## Source passage
BEGIN

Hereditary bleeding disorders
Factor VIII deficiency (hemophilia A)

Authors: Kendall Crookston, M.D., Ph.D., Lizabeth Rosenbaum, M.D. and Julie Gober-Wilcox, M.D. (see Authors page)

Revised: 28 April 2016, last major update October 2010

Copyright: (c) 2002-2016,, Inc.

PubMed Search: Factor VIII deficiency[title] AND Hemophilia A [title]

Cite this page: Factor VIII deficiency (hemophilia A). website. Accessed October 21st, 2016.
Definition / General
  • Factor VIII deficiency (hemophilia A) is the most common congenital bleeding disorder that is inherited as an X-linked recessive trait
  • It is characterized by mild, moderate or severe bleeding episodes
  • Factor VIII is also known as the anti-hemophilic factor
  • Almost exclusively affects males
  • 1 in every 10,000 births or 1 in 5000 male births
  • Rarely affects females (see etiology)

END

(Document structure recognition data)

BEGIN

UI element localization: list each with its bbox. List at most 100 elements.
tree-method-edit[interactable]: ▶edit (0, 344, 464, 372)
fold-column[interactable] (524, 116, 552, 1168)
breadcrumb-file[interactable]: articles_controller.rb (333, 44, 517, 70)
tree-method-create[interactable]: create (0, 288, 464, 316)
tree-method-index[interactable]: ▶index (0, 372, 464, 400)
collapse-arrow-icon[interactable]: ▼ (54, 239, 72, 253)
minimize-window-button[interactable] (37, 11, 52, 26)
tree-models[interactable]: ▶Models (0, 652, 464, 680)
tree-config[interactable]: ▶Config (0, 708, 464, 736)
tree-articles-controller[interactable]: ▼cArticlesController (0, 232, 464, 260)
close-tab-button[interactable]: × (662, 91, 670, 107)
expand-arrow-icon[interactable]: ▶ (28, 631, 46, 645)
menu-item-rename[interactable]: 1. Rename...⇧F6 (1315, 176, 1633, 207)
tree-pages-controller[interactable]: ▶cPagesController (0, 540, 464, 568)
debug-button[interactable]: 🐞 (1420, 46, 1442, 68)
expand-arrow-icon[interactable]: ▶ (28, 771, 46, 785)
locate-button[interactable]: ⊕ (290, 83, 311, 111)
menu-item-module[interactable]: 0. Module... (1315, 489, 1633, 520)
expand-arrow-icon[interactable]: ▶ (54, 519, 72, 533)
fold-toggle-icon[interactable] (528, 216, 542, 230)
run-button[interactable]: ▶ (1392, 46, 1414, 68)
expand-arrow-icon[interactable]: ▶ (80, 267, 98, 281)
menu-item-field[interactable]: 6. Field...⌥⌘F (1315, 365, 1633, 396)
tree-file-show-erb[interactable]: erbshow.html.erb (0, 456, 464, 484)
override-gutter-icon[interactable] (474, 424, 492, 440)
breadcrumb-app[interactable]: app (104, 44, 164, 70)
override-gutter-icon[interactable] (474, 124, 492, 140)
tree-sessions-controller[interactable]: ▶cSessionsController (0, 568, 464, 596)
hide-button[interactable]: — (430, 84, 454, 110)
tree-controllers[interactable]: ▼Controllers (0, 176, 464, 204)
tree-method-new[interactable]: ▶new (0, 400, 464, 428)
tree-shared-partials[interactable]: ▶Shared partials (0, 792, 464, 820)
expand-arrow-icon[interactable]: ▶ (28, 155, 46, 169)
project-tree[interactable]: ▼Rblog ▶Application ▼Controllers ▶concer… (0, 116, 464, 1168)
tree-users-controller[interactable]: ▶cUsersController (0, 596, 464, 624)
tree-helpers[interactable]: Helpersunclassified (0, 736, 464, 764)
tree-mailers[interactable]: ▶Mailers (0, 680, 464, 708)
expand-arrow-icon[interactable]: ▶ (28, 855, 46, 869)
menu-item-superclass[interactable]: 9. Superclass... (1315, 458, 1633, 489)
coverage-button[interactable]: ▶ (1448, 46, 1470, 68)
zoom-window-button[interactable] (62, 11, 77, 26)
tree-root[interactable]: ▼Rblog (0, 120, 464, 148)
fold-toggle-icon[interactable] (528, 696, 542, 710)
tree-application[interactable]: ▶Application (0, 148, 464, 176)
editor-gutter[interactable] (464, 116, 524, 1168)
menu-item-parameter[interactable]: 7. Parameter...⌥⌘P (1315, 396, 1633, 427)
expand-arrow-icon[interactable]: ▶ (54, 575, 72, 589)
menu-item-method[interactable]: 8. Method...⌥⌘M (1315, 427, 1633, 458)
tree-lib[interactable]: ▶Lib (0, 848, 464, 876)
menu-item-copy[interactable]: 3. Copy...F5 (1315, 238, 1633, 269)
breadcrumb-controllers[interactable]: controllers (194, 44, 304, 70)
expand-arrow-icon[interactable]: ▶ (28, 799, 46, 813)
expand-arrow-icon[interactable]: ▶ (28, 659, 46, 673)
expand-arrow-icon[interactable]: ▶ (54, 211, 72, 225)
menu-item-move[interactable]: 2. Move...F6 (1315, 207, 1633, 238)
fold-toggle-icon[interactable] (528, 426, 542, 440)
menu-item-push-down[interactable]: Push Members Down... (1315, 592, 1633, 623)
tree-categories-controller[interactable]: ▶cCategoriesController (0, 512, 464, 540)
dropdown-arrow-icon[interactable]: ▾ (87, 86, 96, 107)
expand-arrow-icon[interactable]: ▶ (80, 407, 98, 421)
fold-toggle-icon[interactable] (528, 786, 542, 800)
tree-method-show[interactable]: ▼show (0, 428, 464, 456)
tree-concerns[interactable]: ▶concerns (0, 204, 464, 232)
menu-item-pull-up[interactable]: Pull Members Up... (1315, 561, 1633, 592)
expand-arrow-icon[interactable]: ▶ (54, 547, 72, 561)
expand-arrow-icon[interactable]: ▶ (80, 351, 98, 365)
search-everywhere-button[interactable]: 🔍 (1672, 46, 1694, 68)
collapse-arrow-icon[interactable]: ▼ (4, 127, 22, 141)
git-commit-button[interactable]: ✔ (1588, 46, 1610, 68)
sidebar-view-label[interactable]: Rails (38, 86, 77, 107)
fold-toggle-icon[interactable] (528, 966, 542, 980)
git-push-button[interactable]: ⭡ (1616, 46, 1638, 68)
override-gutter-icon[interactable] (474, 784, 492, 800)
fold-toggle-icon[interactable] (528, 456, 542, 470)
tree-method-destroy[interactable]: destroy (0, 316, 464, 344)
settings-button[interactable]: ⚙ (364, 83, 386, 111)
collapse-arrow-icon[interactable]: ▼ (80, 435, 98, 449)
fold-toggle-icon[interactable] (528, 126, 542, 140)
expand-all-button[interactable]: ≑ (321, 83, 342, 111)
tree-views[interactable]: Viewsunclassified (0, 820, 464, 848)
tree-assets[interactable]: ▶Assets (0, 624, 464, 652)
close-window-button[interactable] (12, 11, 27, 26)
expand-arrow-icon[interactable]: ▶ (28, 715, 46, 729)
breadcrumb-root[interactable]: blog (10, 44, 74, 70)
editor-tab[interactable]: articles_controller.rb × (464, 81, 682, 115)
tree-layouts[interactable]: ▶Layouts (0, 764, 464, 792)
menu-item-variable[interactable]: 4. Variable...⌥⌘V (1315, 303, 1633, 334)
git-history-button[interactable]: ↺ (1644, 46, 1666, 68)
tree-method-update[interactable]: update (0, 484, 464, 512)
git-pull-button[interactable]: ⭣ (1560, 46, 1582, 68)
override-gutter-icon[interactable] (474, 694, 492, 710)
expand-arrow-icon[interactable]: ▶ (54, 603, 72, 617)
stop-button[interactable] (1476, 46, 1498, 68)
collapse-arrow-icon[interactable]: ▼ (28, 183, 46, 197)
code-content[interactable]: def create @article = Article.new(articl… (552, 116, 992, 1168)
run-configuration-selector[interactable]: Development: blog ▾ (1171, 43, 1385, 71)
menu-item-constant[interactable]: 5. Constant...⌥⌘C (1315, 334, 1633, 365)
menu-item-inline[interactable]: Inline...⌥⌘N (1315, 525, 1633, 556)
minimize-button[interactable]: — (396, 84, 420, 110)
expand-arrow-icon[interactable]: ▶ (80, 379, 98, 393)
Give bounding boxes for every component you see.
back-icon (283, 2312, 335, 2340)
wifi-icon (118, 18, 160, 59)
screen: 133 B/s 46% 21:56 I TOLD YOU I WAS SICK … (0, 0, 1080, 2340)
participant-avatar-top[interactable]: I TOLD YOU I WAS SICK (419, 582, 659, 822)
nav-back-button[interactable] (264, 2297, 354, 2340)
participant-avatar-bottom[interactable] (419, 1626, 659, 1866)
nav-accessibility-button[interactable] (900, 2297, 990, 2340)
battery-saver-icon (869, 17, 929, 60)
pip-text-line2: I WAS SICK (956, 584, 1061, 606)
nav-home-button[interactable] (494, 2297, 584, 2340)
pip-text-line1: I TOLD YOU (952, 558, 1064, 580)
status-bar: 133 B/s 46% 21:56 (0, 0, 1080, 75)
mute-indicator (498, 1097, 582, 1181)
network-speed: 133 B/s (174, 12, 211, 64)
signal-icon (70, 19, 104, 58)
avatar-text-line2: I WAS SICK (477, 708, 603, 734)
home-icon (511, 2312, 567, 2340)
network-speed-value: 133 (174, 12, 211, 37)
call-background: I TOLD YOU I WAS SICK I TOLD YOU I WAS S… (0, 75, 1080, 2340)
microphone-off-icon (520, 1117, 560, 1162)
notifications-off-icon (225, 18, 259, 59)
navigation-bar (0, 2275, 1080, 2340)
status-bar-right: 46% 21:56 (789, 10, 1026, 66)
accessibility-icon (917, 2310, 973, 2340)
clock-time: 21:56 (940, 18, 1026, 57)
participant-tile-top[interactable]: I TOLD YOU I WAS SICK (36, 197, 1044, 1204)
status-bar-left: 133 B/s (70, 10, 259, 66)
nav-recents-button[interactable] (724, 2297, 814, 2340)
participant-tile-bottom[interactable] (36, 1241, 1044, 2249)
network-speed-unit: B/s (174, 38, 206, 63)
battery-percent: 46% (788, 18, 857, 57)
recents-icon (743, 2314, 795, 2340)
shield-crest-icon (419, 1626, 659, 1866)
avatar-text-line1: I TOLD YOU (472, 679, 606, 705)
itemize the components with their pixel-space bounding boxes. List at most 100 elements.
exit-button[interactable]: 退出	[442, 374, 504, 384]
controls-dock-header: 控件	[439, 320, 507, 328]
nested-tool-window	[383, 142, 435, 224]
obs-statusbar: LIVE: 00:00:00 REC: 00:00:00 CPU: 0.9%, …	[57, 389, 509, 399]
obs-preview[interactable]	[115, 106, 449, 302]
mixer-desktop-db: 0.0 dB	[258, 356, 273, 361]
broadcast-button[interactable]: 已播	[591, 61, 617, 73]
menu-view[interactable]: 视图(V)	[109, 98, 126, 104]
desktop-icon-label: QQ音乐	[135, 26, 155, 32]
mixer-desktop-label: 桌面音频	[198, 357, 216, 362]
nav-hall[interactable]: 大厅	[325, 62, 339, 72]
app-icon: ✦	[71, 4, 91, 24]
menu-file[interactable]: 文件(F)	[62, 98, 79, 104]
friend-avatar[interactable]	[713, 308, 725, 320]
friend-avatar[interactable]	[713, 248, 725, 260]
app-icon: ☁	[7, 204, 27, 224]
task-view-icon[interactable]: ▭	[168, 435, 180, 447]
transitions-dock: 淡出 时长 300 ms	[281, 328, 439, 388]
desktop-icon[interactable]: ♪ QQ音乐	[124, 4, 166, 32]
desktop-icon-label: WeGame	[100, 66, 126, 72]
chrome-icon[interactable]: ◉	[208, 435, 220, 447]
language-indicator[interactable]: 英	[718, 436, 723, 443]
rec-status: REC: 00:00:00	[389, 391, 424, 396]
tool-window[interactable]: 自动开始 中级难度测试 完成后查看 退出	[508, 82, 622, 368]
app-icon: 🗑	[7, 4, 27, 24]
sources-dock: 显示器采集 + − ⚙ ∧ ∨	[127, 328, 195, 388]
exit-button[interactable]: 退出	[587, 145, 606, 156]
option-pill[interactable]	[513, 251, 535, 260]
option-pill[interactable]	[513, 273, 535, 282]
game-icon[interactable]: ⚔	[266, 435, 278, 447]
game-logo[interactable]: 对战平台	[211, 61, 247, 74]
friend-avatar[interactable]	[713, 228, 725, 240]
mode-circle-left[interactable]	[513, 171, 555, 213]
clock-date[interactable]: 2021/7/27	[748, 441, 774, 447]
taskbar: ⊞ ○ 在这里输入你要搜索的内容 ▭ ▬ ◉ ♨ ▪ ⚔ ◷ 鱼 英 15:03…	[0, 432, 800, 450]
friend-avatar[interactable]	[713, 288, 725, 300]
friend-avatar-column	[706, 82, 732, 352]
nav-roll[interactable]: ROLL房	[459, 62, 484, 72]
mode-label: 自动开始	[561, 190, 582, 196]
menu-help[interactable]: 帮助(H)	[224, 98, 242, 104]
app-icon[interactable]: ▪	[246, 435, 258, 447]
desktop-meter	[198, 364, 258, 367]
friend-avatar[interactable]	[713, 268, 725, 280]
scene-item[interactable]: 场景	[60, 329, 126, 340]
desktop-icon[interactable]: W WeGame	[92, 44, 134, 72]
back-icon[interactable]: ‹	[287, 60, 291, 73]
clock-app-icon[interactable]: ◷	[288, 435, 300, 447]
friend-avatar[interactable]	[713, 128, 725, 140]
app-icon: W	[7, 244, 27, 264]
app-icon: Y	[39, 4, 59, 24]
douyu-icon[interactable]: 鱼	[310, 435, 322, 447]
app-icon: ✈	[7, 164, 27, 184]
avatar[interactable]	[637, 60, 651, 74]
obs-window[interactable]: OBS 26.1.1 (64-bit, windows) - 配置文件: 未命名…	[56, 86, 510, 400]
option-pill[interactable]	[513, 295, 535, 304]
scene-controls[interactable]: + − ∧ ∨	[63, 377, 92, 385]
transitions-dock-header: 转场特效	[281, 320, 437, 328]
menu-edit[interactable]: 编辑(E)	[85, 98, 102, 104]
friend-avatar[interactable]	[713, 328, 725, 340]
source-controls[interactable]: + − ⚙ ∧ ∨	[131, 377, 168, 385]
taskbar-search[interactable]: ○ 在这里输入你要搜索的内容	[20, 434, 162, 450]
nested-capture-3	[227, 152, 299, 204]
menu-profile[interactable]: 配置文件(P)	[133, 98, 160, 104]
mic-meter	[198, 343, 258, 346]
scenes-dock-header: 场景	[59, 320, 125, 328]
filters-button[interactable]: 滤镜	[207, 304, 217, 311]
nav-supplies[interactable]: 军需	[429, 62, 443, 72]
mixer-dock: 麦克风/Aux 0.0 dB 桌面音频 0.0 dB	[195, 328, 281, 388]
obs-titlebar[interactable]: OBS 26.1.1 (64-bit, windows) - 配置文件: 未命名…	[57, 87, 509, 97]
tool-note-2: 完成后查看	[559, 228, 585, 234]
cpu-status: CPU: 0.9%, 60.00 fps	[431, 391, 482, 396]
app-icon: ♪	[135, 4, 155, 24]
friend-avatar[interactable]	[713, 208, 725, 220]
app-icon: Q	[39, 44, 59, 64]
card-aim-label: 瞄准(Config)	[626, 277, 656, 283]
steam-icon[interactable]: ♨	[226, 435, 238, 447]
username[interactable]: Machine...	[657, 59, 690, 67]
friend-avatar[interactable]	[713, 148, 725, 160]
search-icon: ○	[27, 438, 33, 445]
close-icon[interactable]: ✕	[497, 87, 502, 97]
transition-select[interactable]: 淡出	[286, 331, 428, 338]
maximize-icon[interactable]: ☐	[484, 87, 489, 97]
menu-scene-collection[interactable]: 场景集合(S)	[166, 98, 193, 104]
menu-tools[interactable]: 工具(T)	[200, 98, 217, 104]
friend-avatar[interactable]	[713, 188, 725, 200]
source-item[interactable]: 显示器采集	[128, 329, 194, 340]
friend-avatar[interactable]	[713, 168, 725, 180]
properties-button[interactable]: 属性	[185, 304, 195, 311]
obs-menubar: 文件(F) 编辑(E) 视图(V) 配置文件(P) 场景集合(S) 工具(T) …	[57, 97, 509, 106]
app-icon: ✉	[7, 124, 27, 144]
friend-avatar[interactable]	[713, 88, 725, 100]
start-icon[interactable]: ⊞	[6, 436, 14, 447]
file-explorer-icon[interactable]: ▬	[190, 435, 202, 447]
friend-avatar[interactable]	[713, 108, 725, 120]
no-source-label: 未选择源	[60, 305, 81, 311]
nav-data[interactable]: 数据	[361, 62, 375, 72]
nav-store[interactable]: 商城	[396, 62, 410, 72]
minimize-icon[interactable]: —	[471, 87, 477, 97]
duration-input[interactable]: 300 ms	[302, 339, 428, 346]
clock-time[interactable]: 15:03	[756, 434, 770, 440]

END

## Questions
a – Name every author credited on the hemophilia A page.
b – Please extract, word for word, the part of the hemophilia A page that opens with the words containing "PubMed Search: Factor" and closes with "October 21st, 2016.".
The listing has no connection to the hemophilia A page.

## Answers for each item
a –
Kendall Crookston, M.D., Ph.D.
Lizabeth Rosenbaum, M.D.
Julie Gober-Wilcox, M.D.

b –
PubMed Search: Factor VIII deficiency[title] AND Hemophilia A [title]

Cite this page: Factor VIII deficiency (hemophilia A). website. Accessed October 21st, 2016.